[What to work on]: Keep the images out and copy every entry below exactly.

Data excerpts

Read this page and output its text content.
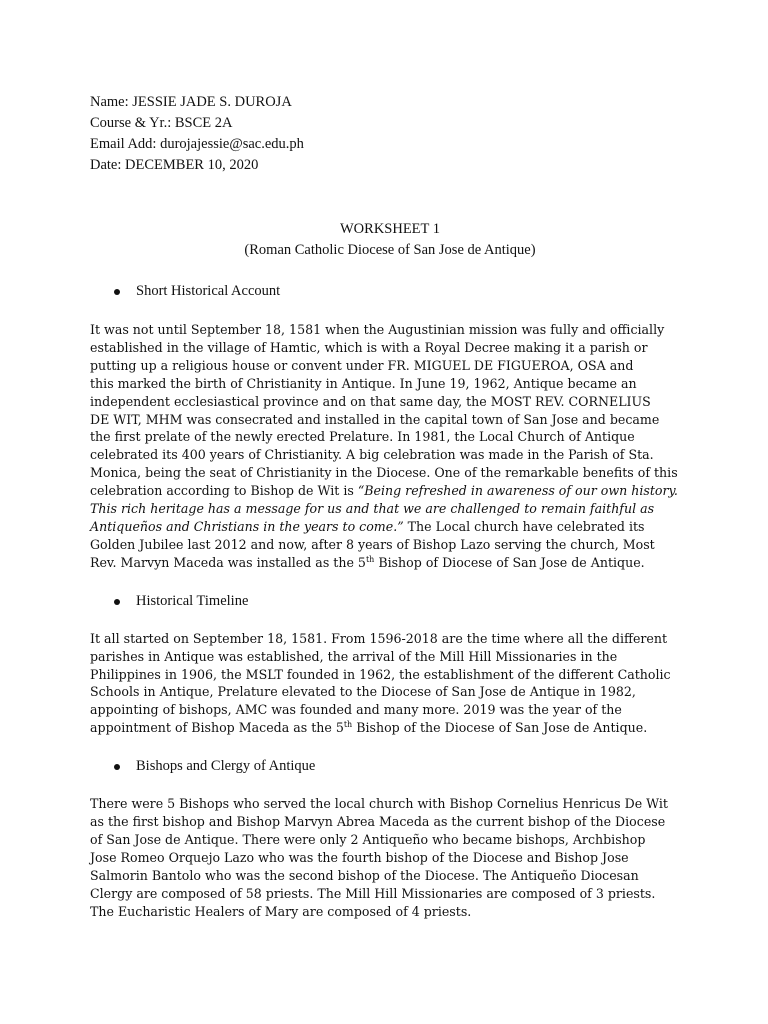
Name: JESSIE JADE S. DUROJA
Course & Yr.: BSCE 2A
Email Add: durojajessie@sac.edu.ph
Date: DECEMBER 10, 2020
WORKSHEET 1
(Roman Catholic Diocese of San Jose de Antique)
Short Historical Account
It was not until September 18, 1581 when the Augustinian mission was fully and officially
established in the village of Hamtic, which is with a Royal Decree making it a parish or
putting up a religious house or convent under FR. MIGUEL DE FIGUEROA, OSA and
this marked the birth of Christianity in Antique. In June 19, 1962, Antique became an
independent ecclesiastical province and on that same day, the MOST REV. CORNELIUS
DE WIT, MHM was consecrated and installed in the capital town of San Jose and became
the first prelate of the newly erected Prelature. In 1981, the Local Church of Antique
celebrated its 400 years of Christianity. A big celebration was made in the Parish of Sta.
Monica, being the seat of Christianity in the Diocese. One of the remarkable benefits of this
celebration according to Bishop de Wit is “Being refreshed in awareness of our own history.
This rich heritage has a message for us and that we are challenged to remain faithful as
Antiqueños and Christians in the years to come.” The Local church have celebrated its
Golden Jubilee last 2012 and now, after 8 years of Bishop Lazo serving the church, Most
Rev. Marvyn Maceda was installed as the 5th Bishop of Diocese of San Jose de Antique.
Historical Timeline
It all started on September 18, 1581. From 1596-2018 are the time where all the different
parishes in Antique was established, the arrival of the Mill Hill Missionaries in the
Philippines in 1906, the MSLT founded in 1962, the establishment of the different Catholic
Schools in Antique, Prelature elevated to the Diocese of San Jose de Antique in 1982,
appointing of bishops, AMC was founded and many more. 2019 was the year of the
appointment of Bishop Maceda as the 5th Bishop of the Diocese of San Jose de Antique.
Bishops and Clergy of Antique
There were 5 Bishops who served the local church with Bishop Cornelius Henricus De Wit
as the first bishop and Bishop Marvyn Abrea Maceda as the current bishop of the Diocese
of San Jose de Antique. There were only 2 Antiqueño who became bishops, Archbishop
Jose Romeo Orquejo Lazo who was the fourth bishop of the Diocese and Bishop Jose
Salmorin Bantolo who was the second bishop of the Diocese. The Antiqueño Diocesan
Clergy are composed of 58 priests. The Mill Hill Missionaries are composed of 3 priests.
The Eucharistic Healers of Mary are composed of 4 priests.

[Expected output]:
Read this page and output its text content.
Name: JESSIE JADE S. DUROJA
Course & Yr.: BSCE 2A
Email Add: durojajessie@sac.edu.ph
Date: DECEMBER 10, 2020
WORKSHEET 1
(Roman Catholic Diocese of San Jose de Antique)
Short Historical Account
It was not until September 18, 1581 when the Augustinian mission was fully and officially
established in the village of Hamtic, which is with a Royal Decree making it a parish or
putting up a religious house or convent under FR. MIGUEL DE FIGUEROA, OSA and
this marked the birth of Christianity in Antique. In June 19, 1962, Antique became an
independent ecclesiastical province and on that same day, the MOST REV. CORNELIUS
DE WIT, MHM was consecrated and installed in the capital town of San Jose and became
the first prelate of the newly erected Prelature. In 1981, the Local Church of Antique
celebrated its 400 years of Christianity. A big celebration was made in the Parish of Sta.
Monica, being the seat of Christianity in the Diocese. One of the remarkable benefits of this
celebration according to Bishop de Wit is “Being refreshed in awareness of our own history.
This rich heritage has a message for us and that we are challenged to remain faithful as
Antiqueños and Christians in the years to come.” The Local church have celebrated its
Golden Jubilee last 2012 and now, after 8 years of Bishop Lazo serving the church, Most
Rev. Marvyn Maceda was installed as the 5th Bishop of Diocese of San Jose de Antique.
Historical Timeline
It all started on September 18, 1581. From 1596-2018 are the time where all the different
parishes in Antique was established, the arrival of the Mill Hill Missionaries in the
Philippines in 1906, the MSLT founded in 1962, the establishment of the different Catholic
Schools in Antique, Prelature elevated to the Diocese of San Jose de Antique in 1982,
appointing of bishops, AMC was founded and many more. 2019 was the year of the
appointment of Bishop Maceda as the 5th Bishop of the Diocese of San Jose de Antique.
Bishops and Clergy of Antique
There were 5 Bishops who served the local church with Bishop Cornelius Henricus De Wit
as the first bishop and Bishop Marvyn Abrea Maceda as the current bishop of the Diocese
of San Jose de Antique. There were only 2 Antiqueño who became bishops, Archbishop
Jose Romeo Orquejo Lazo who was the fourth bishop of the Diocese and Bishop Jose
Salmorin Bantolo who was the second bishop of the Diocese. The Antiqueño Diocesan
Clergy are composed of 58 priests. The Mill Hill Missionaries are composed of 3 priests.
The Eucharistic Healers of Mary are composed of 4 priests.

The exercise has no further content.